**GIVEN INSTRUCTION:**
Repeat the data below exactly, dropping any pictures it holds.

--- Start of GIVEN RECORDS ---

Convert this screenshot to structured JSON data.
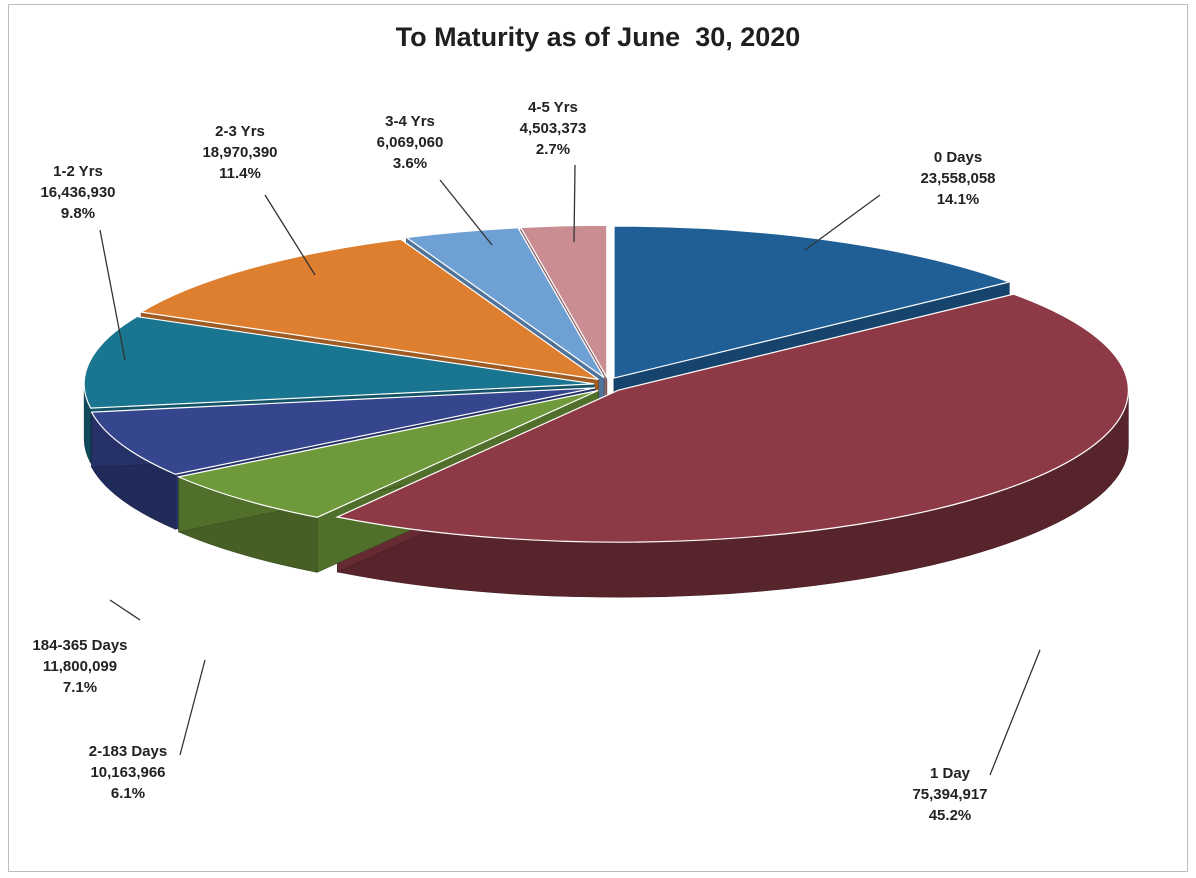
{
  "chart_data": {
    "type": "pie",
    "title": "To Maturity as of June  30, 2020",
    "slices": [
      {
        "label": "0 Days",
        "value": 23558058,
        "value_text": "23,558,058",
        "percent_text": "14.1%",
        "percent": 14.1,
        "color": "#1f5f96"
      },
      {
        "label": "1 Day",
        "value": 75394917,
        "value_text": "75,394,917",
        "percent_text": "45.2%",
        "percent": 45.2,
        "color": "#8e3a46"
      },
      {
        "label": "2-183 Days",
        "value": 10163966,
        "value_text": "10,163,966",
        "percent_text": "6.1%",
        "percent": 6.1,
        "color": "#6f9a3c"
      },
      {
        "label": "184-365 Days",
        "value": 11800099,
        "value_text": "11,800,099",
        "percent_text": "7.1%",
        "percent": 7.1,
        "color": "#35468f"
      },
      {
        "label": "1-2 Yrs",
        "value": 16436930,
        "value_text": "16,436,930",
        "percent_text": "9.8%",
        "percent": 9.8,
        "color": "#1a7591"
      },
      {
        "label": "2-3 Yrs",
        "value": 18970390,
        "value_text": "18,970,390",
        "percent_text": "11.4%",
        "percent": 11.4,
        "color": "#de7f2f"
      },
      {
        "label": "3-4 Yrs",
        "value": 6069060,
        "value_text": "6,069,060",
        "percent_text": "3.6%",
        "percent": 3.6,
        "color": "#6ea0d4"
      },
      {
        "label": "4-5 Yrs",
        "value": 4503373,
        "value_text": "4,503,373",
        "percent_text": "2.7%",
        "percent": 2.7,
        "color": "#c98d92"
      }
    ],
    "legend": "none",
    "style": "3d-exploded-pie"
  }
}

--- End of GIVEN RECORDS ---

**WRITTEN ANSWER:**
Convert this screenshot to structured JSON data.
{
  "chart_data": {
    "type": "pie",
    "title": "To Maturity as of June  30, 2020",
    "slices": [
      {
        "label": "0 Days",
        "value": 23558058,
        "value_text": "23,558,058",
        "percent_text": "14.1%",
        "percent": 14.1,
        "color": "#1f5f96"
      },
      {
        "label": "1 Day",
        "value": 75394917,
        "value_text": "75,394,917",
        "percent_text": "45.2%",
        "percent": 45.2,
        "color": "#8e3a46"
      },
      {
        "label": "2-183 Days",
        "value": 10163966,
        "value_text": "10,163,966",
        "percent_text": "6.1%",
        "percent": 6.1,
        "color": "#6f9a3c"
      },
      {
        "label": "184-365 Days",
        "value": 11800099,
        "value_text": "11,800,099",
        "percent_text": "7.1%",
        "percent": 7.1,
        "color": "#35468f"
      },
      {
        "label": "1-2 Yrs",
        "value": 16436930,
        "value_text": "16,436,930",
        "percent_text": "9.8%",
        "percent": 9.8,
        "color": "#1a7591"
      },
      {
        "label": "2-3 Yrs",
        "value": 18970390,
        "value_text": "18,970,390",
        "percent_text": "11.4%",
        "percent": 11.4,
        "color": "#de7f2f"
      },
      {
        "label": "3-4 Yrs",
        "value": 6069060,
        "value_text": "6,069,060",
        "percent_text": "3.6%",
        "percent": 3.6,
        "color": "#6ea0d4"
      },
      {
        "label": "4-5 Yrs",
        "value": 4503373,
        "value_text": "4,503,373",
        "percent_text": "2.7%",
        "percent": 2.7,
        "color": "#c98d92"
      }
    ],
    "legend": "none",
    "style": "3d-exploded-pie"
  }
}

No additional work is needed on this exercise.